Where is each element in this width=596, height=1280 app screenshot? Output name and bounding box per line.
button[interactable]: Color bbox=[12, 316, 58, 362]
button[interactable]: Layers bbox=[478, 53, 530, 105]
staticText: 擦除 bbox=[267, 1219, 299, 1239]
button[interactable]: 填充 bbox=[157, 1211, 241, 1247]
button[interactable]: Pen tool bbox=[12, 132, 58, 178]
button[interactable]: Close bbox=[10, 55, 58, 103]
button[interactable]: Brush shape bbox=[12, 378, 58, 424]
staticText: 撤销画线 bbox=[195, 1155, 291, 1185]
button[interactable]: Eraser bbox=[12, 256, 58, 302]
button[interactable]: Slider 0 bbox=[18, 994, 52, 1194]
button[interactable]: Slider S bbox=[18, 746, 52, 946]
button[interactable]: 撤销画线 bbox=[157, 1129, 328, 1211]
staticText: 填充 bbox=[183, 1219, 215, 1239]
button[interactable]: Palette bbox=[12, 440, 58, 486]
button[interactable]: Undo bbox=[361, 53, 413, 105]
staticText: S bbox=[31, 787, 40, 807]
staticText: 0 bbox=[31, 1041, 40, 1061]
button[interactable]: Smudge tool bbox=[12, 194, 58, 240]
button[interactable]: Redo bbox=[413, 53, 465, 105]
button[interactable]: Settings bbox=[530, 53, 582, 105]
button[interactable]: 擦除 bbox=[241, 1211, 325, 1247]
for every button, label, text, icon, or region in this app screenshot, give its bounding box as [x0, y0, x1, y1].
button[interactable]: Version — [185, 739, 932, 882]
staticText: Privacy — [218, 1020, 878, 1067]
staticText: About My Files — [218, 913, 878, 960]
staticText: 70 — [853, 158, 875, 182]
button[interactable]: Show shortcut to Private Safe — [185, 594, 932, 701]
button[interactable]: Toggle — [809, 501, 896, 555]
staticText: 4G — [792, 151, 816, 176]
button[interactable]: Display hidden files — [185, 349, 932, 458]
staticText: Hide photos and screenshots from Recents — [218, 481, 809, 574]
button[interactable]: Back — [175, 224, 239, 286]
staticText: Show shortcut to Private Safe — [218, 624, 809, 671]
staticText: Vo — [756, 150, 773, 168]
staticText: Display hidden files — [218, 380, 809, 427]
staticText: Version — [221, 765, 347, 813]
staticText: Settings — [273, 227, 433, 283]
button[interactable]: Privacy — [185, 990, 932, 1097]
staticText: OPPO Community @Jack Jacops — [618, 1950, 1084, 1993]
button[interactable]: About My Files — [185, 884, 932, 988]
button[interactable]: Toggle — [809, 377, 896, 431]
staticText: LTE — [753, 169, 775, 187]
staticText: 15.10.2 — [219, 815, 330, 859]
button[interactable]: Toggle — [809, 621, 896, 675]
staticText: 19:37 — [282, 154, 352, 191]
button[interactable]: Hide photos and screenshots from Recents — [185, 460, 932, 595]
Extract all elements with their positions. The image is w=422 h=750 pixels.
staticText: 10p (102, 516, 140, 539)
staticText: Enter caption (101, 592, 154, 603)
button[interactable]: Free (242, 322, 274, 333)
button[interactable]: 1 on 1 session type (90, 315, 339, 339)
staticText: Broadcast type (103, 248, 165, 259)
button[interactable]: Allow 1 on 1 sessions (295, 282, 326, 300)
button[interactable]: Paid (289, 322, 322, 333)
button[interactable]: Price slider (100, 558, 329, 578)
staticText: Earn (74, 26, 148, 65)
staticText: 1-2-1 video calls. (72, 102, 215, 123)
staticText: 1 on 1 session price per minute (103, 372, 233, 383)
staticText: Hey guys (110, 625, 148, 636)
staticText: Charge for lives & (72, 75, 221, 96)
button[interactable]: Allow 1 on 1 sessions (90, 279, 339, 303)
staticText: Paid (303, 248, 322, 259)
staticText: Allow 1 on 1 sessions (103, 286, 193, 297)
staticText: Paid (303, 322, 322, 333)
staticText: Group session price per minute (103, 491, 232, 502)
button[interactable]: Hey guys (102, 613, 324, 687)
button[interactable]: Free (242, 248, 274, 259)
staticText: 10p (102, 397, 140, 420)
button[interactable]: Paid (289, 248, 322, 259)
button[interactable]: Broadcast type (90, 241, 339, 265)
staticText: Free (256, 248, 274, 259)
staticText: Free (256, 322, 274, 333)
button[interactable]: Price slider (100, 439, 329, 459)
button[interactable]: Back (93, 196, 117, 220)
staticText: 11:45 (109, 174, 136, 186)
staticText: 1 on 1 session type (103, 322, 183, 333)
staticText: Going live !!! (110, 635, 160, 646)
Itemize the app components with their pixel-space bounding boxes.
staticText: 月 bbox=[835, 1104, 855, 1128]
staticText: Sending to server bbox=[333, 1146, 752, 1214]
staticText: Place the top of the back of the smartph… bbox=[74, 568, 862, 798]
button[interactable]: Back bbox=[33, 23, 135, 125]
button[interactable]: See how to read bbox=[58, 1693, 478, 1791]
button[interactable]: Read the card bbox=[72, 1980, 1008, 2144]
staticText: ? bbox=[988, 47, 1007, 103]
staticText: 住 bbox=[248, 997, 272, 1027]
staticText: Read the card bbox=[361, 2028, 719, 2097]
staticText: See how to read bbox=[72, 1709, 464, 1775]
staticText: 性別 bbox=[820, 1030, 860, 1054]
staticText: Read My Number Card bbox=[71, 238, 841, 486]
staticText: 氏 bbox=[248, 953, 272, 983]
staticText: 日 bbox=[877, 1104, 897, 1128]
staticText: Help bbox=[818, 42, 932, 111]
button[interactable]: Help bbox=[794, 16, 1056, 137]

Gesteld doel » Schrijf alle records hierboven regel voor regel letterlijk over.

Uitgewerkte oplossing »
Where is each element in this width=596, height=1280 app screenshot? Output name and bounding box per line.
button[interactable]: Color bbox=[12, 316, 58, 362]
button[interactable]: Layers bbox=[478, 53, 530, 105]
staticText: 擦除 bbox=[267, 1219, 299, 1239]
button[interactable]: 填充 bbox=[157, 1211, 241, 1247]
button[interactable]: Pen tool bbox=[12, 132, 58, 178]
button[interactable]: Close bbox=[10, 55, 58, 103]
button[interactable]: Brush shape bbox=[12, 378, 58, 424]
staticText: 撤销画线 bbox=[195, 1155, 291, 1185]
button[interactable]: Eraser bbox=[12, 256, 58, 302]
button[interactable]: Slider 0 bbox=[18, 994, 52, 1194]
button[interactable]: Slider S bbox=[18, 746, 52, 946]
button[interactable]: 撤销画线 bbox=[157, 1129, 328, 1211]
staticText: 填充 bbox=[183, 1219, 215, 1239]
button[interactable]: Palette bbox=[12, 440, 58, 486]
button[interactable]: Undo bbox=[361, 53, 413, 105]
staticText: S bbox=[31, 787, 40, 807]
staticText: 0 bbox=[31, 1041, 40, 1061]
button[interactable]: Smudge tool bbox=[12, 194, 58, 240]
button[interactable]: Redo bbox=[413, 53, 465, 105]
button[interactable]: Settings bbox=[530, 53, 582, 105]
button[interactable]: 擦除 bbox=[241, 1211, 325, 1247]
for every button, label, text, icon, or region in this app screenshot, give its bounding box as [x0, y0, x1, y1].
button[interactable]: Version — [185, 739, 932, 882]
staticText: Privacy — [218, 1020, 878, 1067]
staticText: About My Files — [218, 913, 878, 960]
staticText: 70 — [853, 158, 875, 182]
button[interactable]: Show shortcut to Private Safe — [185, 594, 932, 701]
button[interactable]: Toggle — [809, 501, 896, 555]
staticText: 4G — [792, 151, 816, 176]
button[interactable]: Display hidden files — [185, 349, 932, 458]
staticText: Hide photos and screenshots from Recents — [218, 481, 809, 574]
button[interactable]: Back — [175, 224, 239, 286]
staticText: Show shortcut to Private Safe — [218, 624, 809, 671]
staticText: Vo — [756, 150, 773, 168]
staticText: Display hidden files — [218, 380, 809, 427]
staticText: Version — [221, 765, 347, 813]
staticText: Settings — [273, 227, 433, 283]
button[interactable]: Privacy — [185, 990, 932, 1097]
staticText: OPPO Community @Jack Jacops — [618, 1950, 1084, 1993]
button[interactable]: About My Files — [185, 884, 932, 988]
button[interactable]: Toggle — [809, 377, 896, 431]
staticText: LTE — [753, 169, 775, 187]
staticText: 15.10.2 — [219, 815, 330, 859]
button[interactable]: Toggle — [809, 621, 896, 675]
staticText: 19:37 — [282, 154, 352, 191]
button[interactable]: Hide photos and screenshots from Recents — [185, 460, 932, 595]
Extract all elements with their positions. The image is w=422 h=750 pixels.
staticText: 10p (102, 516, 140, 539)
staticText: Enter caption (101, 592, 154, 603)
button[interactable]: Free (242, 322, 274, 333)
button[interactable]: 1 on 1 session type (90, 315, 339, 339)
staticText: Broadcast type (103, 248, 165, 259)
button[interactable]: Allow 1 on 1 sessions (295, 282, 326, 300)
button[interactable]: Paid (289, 322, 322, 333)
button[interactable]: Price slider (100, 558, 329, 578)
staticText: Earn (74, 26, 148, 65)
staticText: 1-2-1 video calls. (72, 102, 215, 123)
staticText: 1 on 1 session price per minute (103, 372, 233, 383)
staticText: Hey guys (110, 625, 148, 636)
staticText: Charge for lives & (72, 75, 221, 96)
button[interactable]: Allow 1 on 1 sessions (90, 279, 339, 303)
staticText: Paid (303, 248, 322, 259)
staticText: Allow 1 on 1 sessions (103, 286, 193, 297)
staticText: Paid (303, 322, 322, 333)
staticText: Group session price per minute (103, 491, 232, 502)
button[interactable]: Hey guys (102, 613, 324, 687)
button[interactable]: Free (242, 248, 274, 259)
staticText: 10p (102, 397, 140, 420)
button[interactable]: Paid (289, 248, 322, 259)
button[interactable]: Broadcast type (90, 241, 339, 265)
staticText: Free (256, 248, 274, 259)
staticText: Free (256, 322, 274, 333)
button[interactable]: Price slider (100, 439, 329, 459)
button[interactable]: Back (93, 196, 117, 220)
staticText: 11:45 (109, 174, 136, 186)
staticText: 1 on 1 session type (103, 322, 183, 333)
staticText: Going live !!! (110, 635, 160, 646)
Itemize the app components with their pixel-space bounding boxes.
staticText: 月 bbox=[835, 1104, 855, 1128]
staticText: Sending to server bbox=[333, 1146, 752, 1214]
staticText: Place the top of the back of the smartph… bbox=[74, 568, 862, 798]
button[interactable]: Back bbox=[33, 23, 135, 125]
button[interactable]: See how to read bbox=[58, 1693, 478, 1791]
button[interactable]: Read the card bbox=[72, 1980, 1008, 2144]
staticText: ? bbox=[988, 47, 1007, 103]
staticText: 住 bbox=[248, 997, 272, 1027]
staticText: Read the card bbox=[361, 2028, 719, 2097]
staticText: See how to read bbox=[72, 1709, 464, 1775]
staticText: 性別 bbox=[820, 1030, 860, 1054]
staticText: Read My Number Card bbox=[71, 238, 841, 486]
staticText: 氏 bbox=[248, 953, 272, 983]
staticText: 日 bbox=[877, 1104, 897, 1128]
staticText: Help bbox=[818, 42, 932, 111]
button[interactable]: Help bbox=[794, 16, 1056, 137]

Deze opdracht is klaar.